>> begin Information shown
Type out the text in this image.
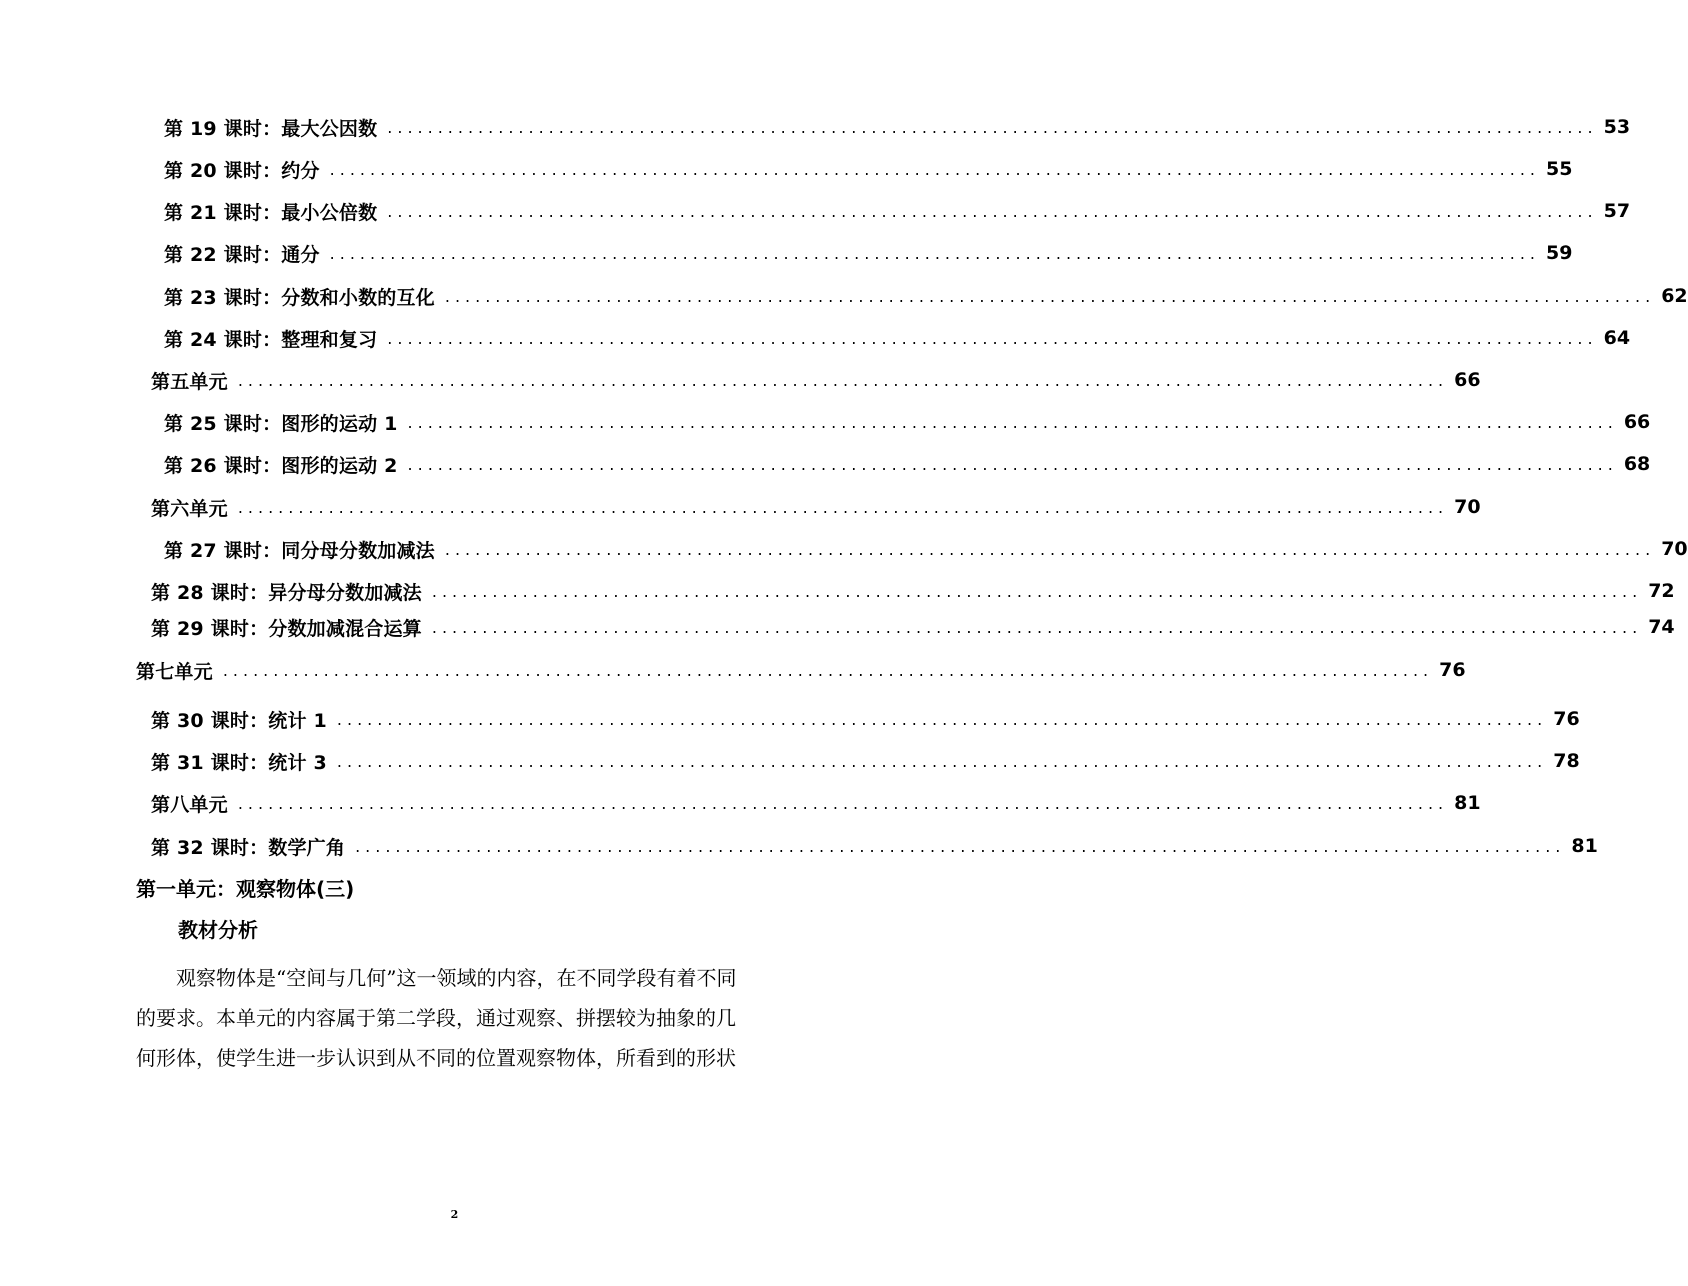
第 19 课时：最大公因数 ........................................................................................................................ 53
第 20 课时：约分 ........................................................................................................................ 55
第 21 课时：最小公倍数 ........................................................................................................................ 57
第 22 课时：通分 ........................................................................................................................ 59
第 23 课时：分数和小数的互化 ........................................................................................................................ 62
第 24 课时：整理和复习 ........................................................................................................................ 64
第五单元 ........................................................................................................................ 66
第 25 课时：图形的运动 1 ........................................................................................................................ 66
第 26 课时：图形的运动 2 ........................................................................................................................ 68
第六单元 ........................................................................................................................ 70
第 27 课时：同分母分数加减法 ........................................................................................................................ 70
第 28 课时：异分母分数加减法 ........................................................................................................................ 72
第 29 课时：分数加减混合运算 ........................................................................................................................ 74
第七单元 ........................................................................................................................ 76
第 30 课时：统计 1 ........................................................................................................................ 76
第 31 课时：统计 3 ........................................................................................................................ 78
第八单元 ........................................................................................................................ 81
第 32 课时：数学广角 ........................................................................................................................ 81
第一单元：观察物体(三)
教材分析
　　观察物体是“空间与几何”这一领域的内容，在不同学段有着不同
的要求。本单元的内容属于第二学段，通过观察、拼摆较为抽象的几
何形体，使学生进一步认识到从不同的位置观察物体，所看到的形状
2
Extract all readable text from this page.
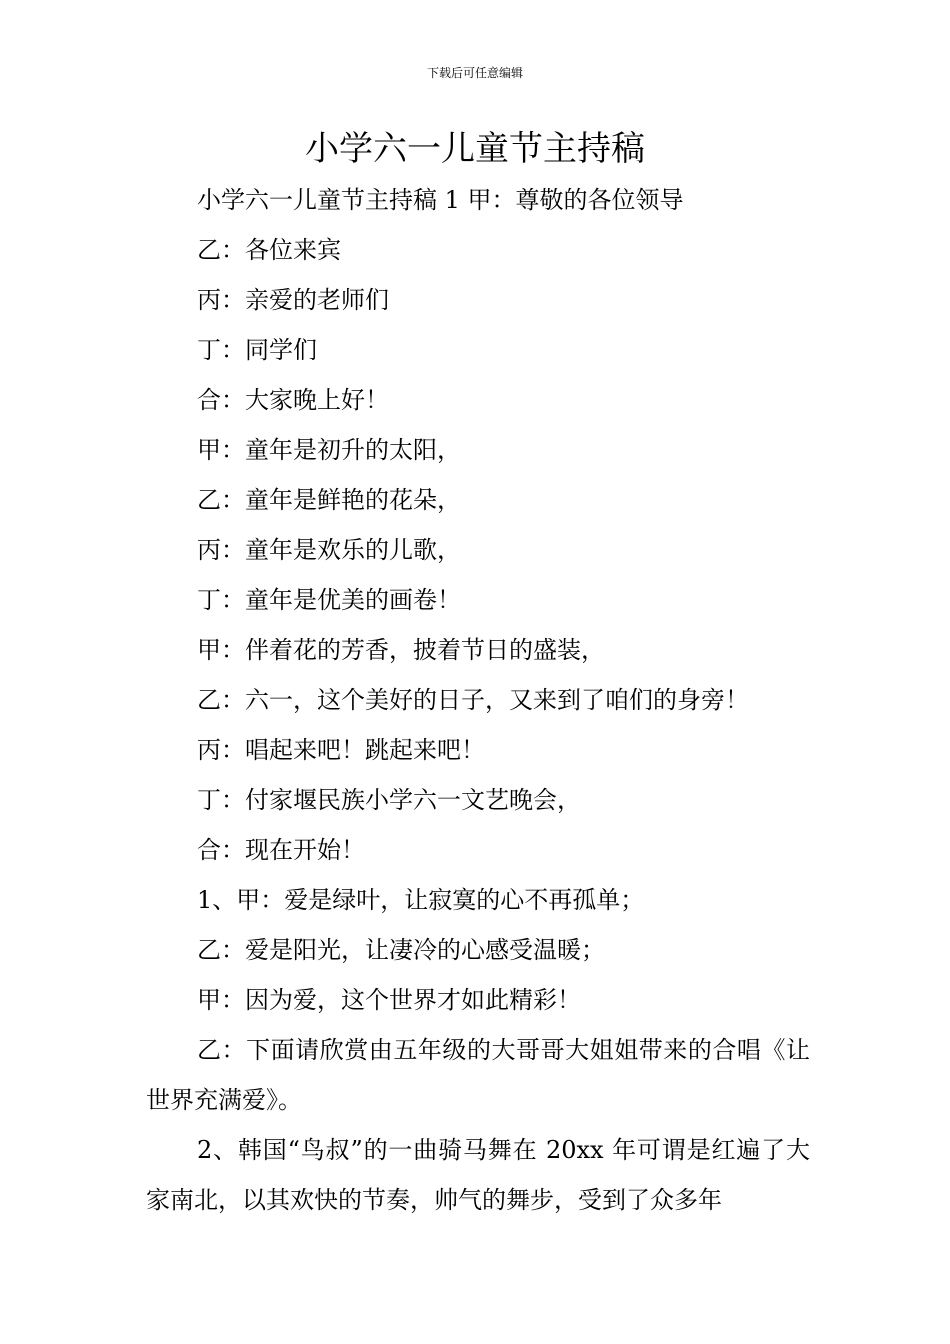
下载后可任意编辑
小学六一儿童节主持稿

小学六一儿童节主持稿 1 甲：尊敬的各位领导

乙：各位来宾

丙：亲爱的老师们

丁：同学们

合：大家晚上好！

甲：童年是初升的太阳，

乙：童年是鲜艳的花朵，

丙：童年是欢乐的儿歌，

丁：童年是优美的画卷！

甲：伴着花的芳香，披着节日的盛装，

乙：六一，这个美好的日子，又来到了咱们的身旁！

丙：唱起来吧！跳起来吧！

丁：付家堰民族小学六一文艺晚会，

合：现在开始！

1、甲：爱是绿叶，让寂寞的心不再孤单；

乙：爱是阳光，让凄冷的心感受温暖；

甲：因为爱，这个世界才如此精彩！

乙：下面请欣赏由五年级的大哥哥大姐姐带来的合唱《让世界充满爱》。

2、韩国“鸟叔”的一曲骑马舞在 20xx 年可谓是红遍了大家南北，以其欢快的节奏，帅气的舞步，受到了众多年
>> end Information shown
Search the data for the word "this" and copy each line where it appears.

Type out the text in this image.
Extract all readable text from this page.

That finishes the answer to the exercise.